- _Extrait choisi_:
▬▬▬

Ammar Mahjoubi: l'Evergétisme, la Zakat à la sauce romaine
Relisant ces jours derniers Le pain et le cirque de Paul Veyne, j’ai cru utile d’aborder, pour les lecteurs de Leaders, l’article de la charité chrétienne et/ou de la zakat musulmane, comparées à l’évergétisme païen de l’époque romaine. D’emblée P. Veyne pose ces questions : «Une même force mystérieuse pousse-t-elle les sociétés à gaspiller ou à donner leur surplus? Potlatch, évergésies et œuvres pieuses et charitables sont-ils les modifications d’une même espèce, la redistribution ?» (Le pain et le cirque, Seuil, H 196, p. 47). Illusion, répond-il aussitôt. L’idéologie à la base de ces prestations, les bénéficiaires des évergésies, leurs agents, les motivations de ces agents ainsi que leurs conduites, tout diffère avec la charité.

▬▬▬

- _Matériel présenté_:
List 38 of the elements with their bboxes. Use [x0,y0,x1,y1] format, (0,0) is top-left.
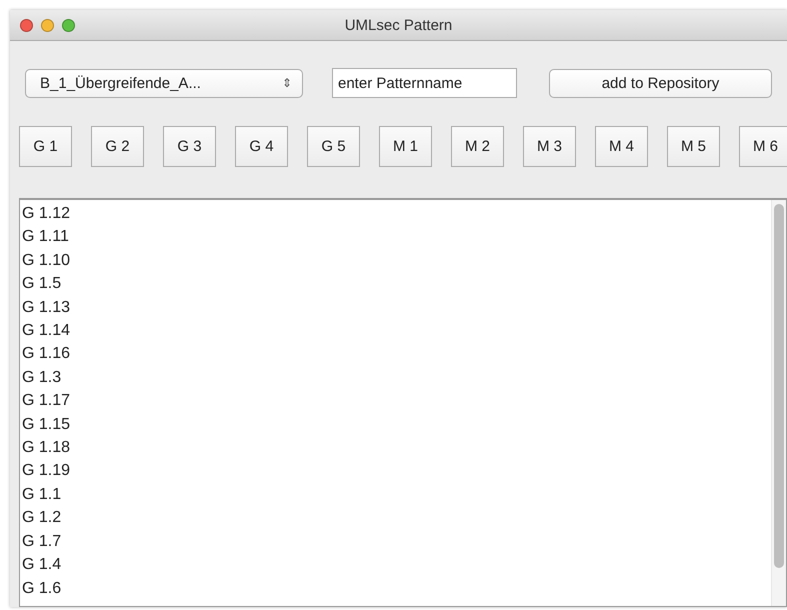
list-item[interactable]: G 1.12 [22,202,70,226]
group-button[interactable]: G 3 [163,126,216,167]
group-button[interactable]: M 1 [379,126,432,167]
group-button[interactable]: M 3 [523,126,576,167]
list-item[interactable]: G 1.7 [22,530,62,554]
list-item[interactable]: G 1.6 [22,576,62,600]
list-item[interactable]: G 1.18 [22,436,70,460]
list-item[interactable]: G 1.4 [22,553,62,576]
group-button[interactable]: G 4 [235,126,288,167]
group-button[interactable]: M 4 [595,126,648,167]
zoom-icon[interactable] [62,18,75,32]
list-item[interactable]: G 1.10 [22,248,70,272]
window-title: UMLsec Pattern [344,16,452,34]
list-item[interactable]: G 1.17 [22,389,70,413]
dropdown-value: B_1_Übergreifende_A... [40,74,201,92]
group-button[interactable]: M 2 [451,126,504,167]
list-item[interactable]: G 1.11 [22,225,69,249]
list-item[interactable]: G 1.16 [22,342,70,366]
add-to-repository-button[interactable]: add to Repository [549,68,772,98]
group-button[interactable]: G 2 [91,126,144,167]
list-item[interactable]: G 1.5 [22,272,62,296]
list-item[interactable]: G 1.3 [22,366,62,390]
group-button[interactable]: G 5 [307,126,360,167]
group-button[interactable]: G 1 [19,126,72,167]
minimize-icon[interactable] [41,18,54,32]
group-button[interactable]: M 6 [739,126,787,167]
stepper-arrows-icon: ⇕ [282,76,292,90]
list-item[interactable]: G 1.19 [22,459,70,483]
list-item[interactable]: G 1.2 [22,506,62,530]
pattern-dropdown[interactable]: B_1_Übergreifende_A... ⇕ [25,68,303,98]
scrollbar-thumb[interactable] [774,204,784,568]
pattern-name-field[interactable]: enter Patternname [332,68,517,98]
list-item[interactable]: G 1.15 [22,412,70,436]
close-icon[interactable] [20,18,33,32]
list-item[interactable]: G 1.1 [22,482,62,506]
list-item[interactable]: G 1.13 [22,296,70,320]
list-item[interactable]: G 1.14 [22,319,70,342]
group-button[interactable]: M 5 [667,126,720,167]
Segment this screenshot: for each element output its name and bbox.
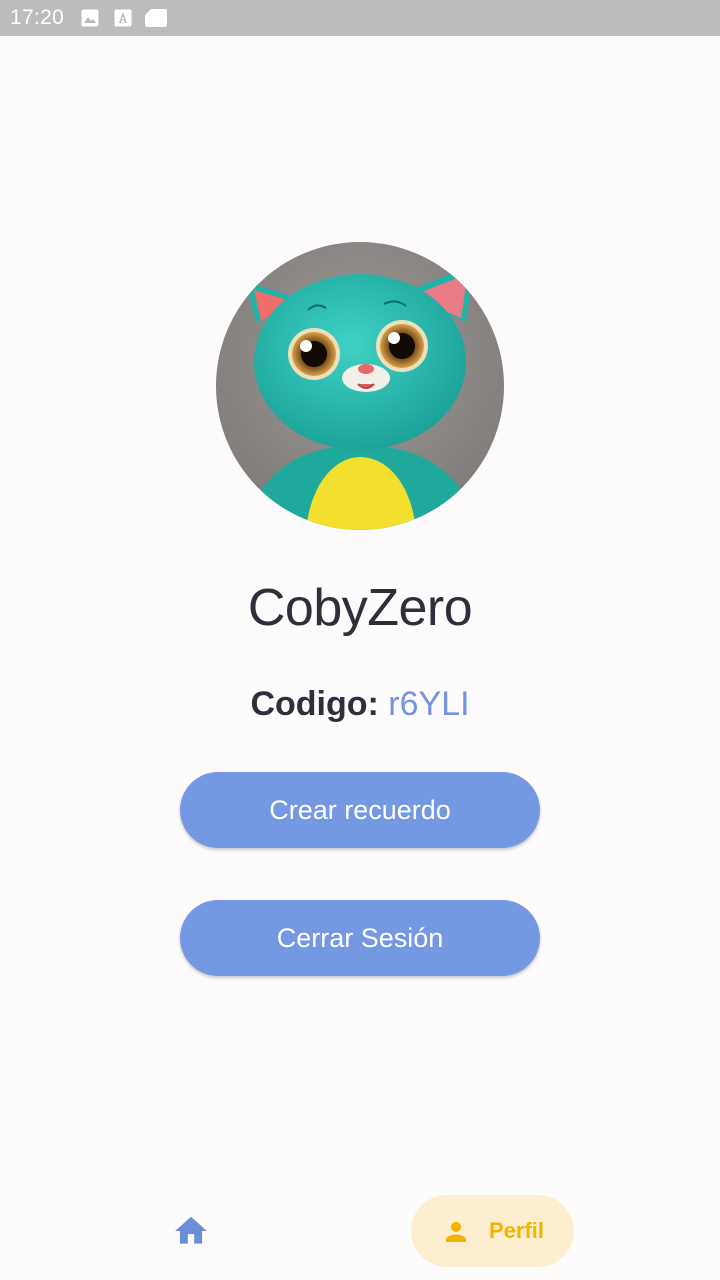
- user-code: Codigo: r6YLI: [0, 682, 720, 726]
- code-label: Codigo:: [250, 685, 379, 723]
- logout-button[interactable]: Cerrar Sesión: [180, 900, 540, 976]
- sd-card-icon: [145, 9, 167, 32]
- home-icon: [175, 1216, 207, 1244]
- person-icon: [446, 1222, 466, 1242]
- status-bar: 17:20: [0, 0, 720, 36]
- nav-profile-label: Perfil: [489, 1218, 545, 1243]
- font-download-icon: [114, 9, 132, 32]
- image-icon: [81, 9, 99, 32]
- create-memory-button[interactable]: Crear recuerdo: [180, 772, 540, 848]
- cat-avatar: [216, 242, 504, 530]
- status-time: 17:20: [10, 6, 65, 29]
- nav-profile-tab[interactable]: Perfil: [411, 1195, 574, 1267]
- nav-home-tab[interactable]: [172, 1212, 210, 1250]
- code-value: r6YLI: [388, 685, 470, 723]
- profile-avatar: [216, 242, 504, 530]
- username: CobyZero: [247, 579, 473, 637]
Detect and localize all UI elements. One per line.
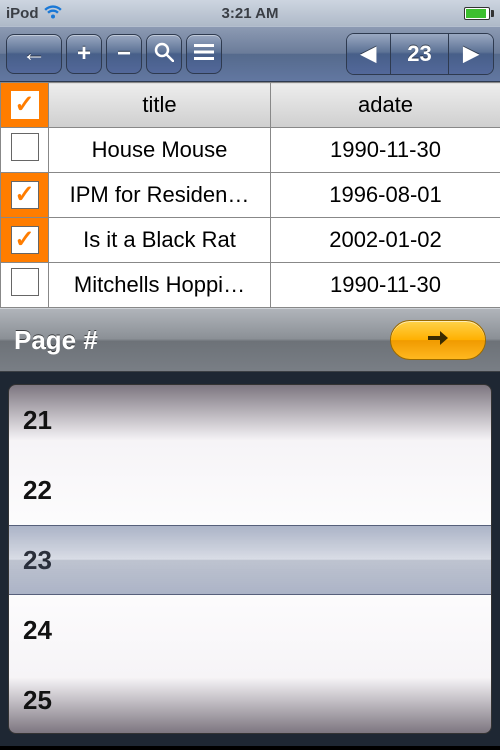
picker-item[interactable]: 21 (9, 385, 491, 455)
row-checkbox[interactable] (1, 263, 49, 308)
data-table: title adate House Mouse 1990-11-30 IPM f… (0, 82, 500, 308)
page-next-button[interactable]: ▶ (449, 34, 493, 74)
status-left: iPod (6, 5, 62, 22)
picker-column[interactable]: 21 22 23 24 25 (8, 384, 492, 734)
picker-item[interactable]: 22 (9, 455, 491, 525)
table-row[interactable]: Is it a Black Rat 2002-01-02 (1, 218, 500, 263)
picker-selection-overlay (9, 525, 491, 595)
cell-title: House Mouse (49, 128, 271, 173)
cell-adate: 1990-11-30 (271, 128, 500, 173)
table-row[interactable]: House Mouse 1990-11-30 (1, 128, 500, 173)
picker-item[interactable]: 24 (9, 595, 491, 665)
cell-title: IPM for Residen… (49, 173, 271, 218)
row-checkbox[interactable] (1, 218, 49, 263)
arrow-left-icon: ← (22, 42, 46, 66)
table-header-row: title adate (1, 83, 500, 128)
wifi-icon (44, 5, 62, 22)
page-selector-bar: Page # (0, 308, 500, 372)
cell-title: Is it a Black Rat (49, 218, 271, 263)
page-prev-button[interactable]: ◀ (347, 34, 391, 74)
back-button[interactable]: ← (6, 34, 62, 74)
device-label: iPod (6, 5, 39, 22)
table-row[interactable]: Mitchells Hoppi… 1990-11-30 (1, 263, 500, 308)
toolbar: ← + − ◀ 23 ▶ (0, 26, 500, 82)
arrow-right-icon (426, 329, 450, 351)
data-table-wrap: title adate House Mouse 1990-11-30 IPM f… (0, 82, 500, 308)
search-button[interactable] (146, 34, 182, 74)
checkbox-icon (11, 226, 39, 254)
battery-icon (464, 7, 494, 20)
menu-icon (194, 42, 214, 66)
checkbox-icon (11, 133, 39, 161)
clock: 3:21 AM (222, 5, 279, 22)
checkbox-icon (11, 181, 39, 209)
pager: ◀ 23 ▶ (346, 33, 494, 75)
cell-title: Mitchells Hoppi… (49, 263, 271, 308)
status-bar: iPod 3:21 AM (0, 0, 500, 26)
column-header-title[interactable]: title (49, 83, 271, 128)
picker-item[interactable]: 25 (9, 665, 491, 734)
page-picker[interactable]: 21 22 23 24 25 (0, 372, 500, 746)
triangle-right-icon: ▶ (463, 44, 478, 64)
page-label: Page # (14, 325, 98, 356)
add-button[interactable]: + (66, 34, 102, 74)
row-checkbox[interactable] (1, 173, 49, 218)
minus-icon: − (117, 42, 131, 66)
search-icon (154, 42, 174, 67)
menu-button[interactable] (186, 34, 222, 74)
cell-adate: 1990-11-30 (271, 263, 500, 308)
checkbox-icon (11, 268, 39, 296)
cell-adate: 2002-01-02 (271, 218, 500, 263)
triangle-left-icon: ◀ (361, 44, 376, 64)
select-all-checkbox[interactable] (1, 83, 49, 128)
row-checkbox[interactable] (1, 128, 49, 173)
remove-button[interactable]: − (106, 34, 142, 74)
go-to-page-button[interactable] (390, 320, 486, 360)
cell-adate: 1996-08-01 (271, 173, 500, 218)
column-header-adate[interactable]: adate (271, 83, 500, 128)
checkmark-icon (11, 91, 39, 119)
page-number-display[interactable]: 23 (391, 34, 449, 74)
plus-icon: + (77, 42, 91, 66)
table-row[interactable]: IPM for Residen… 1996-08-01 (1, 173, 500, 218)
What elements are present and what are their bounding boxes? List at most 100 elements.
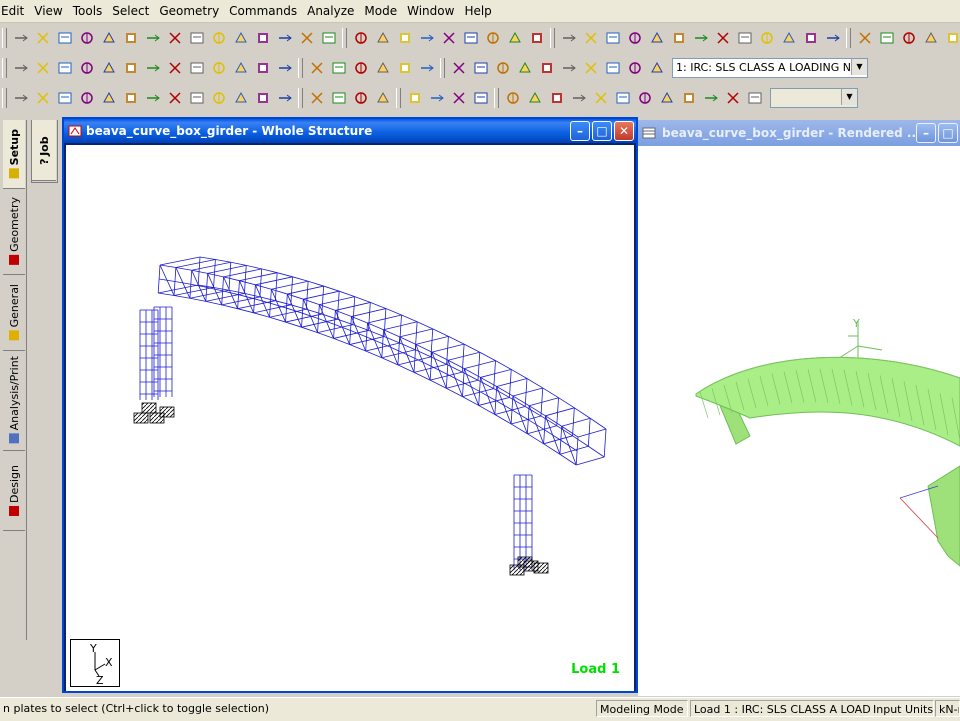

▬▬▬

- _Consigne_:
D'après l'extrait sur l'évergétisme, quel mot Paul Veyne emploie-t-il pour répondre aussitôt aux questions qu'il pose ? Le matériel présenté n'a aucun rapport avec l'extrait.

- _Corrigé type_:
Illusion.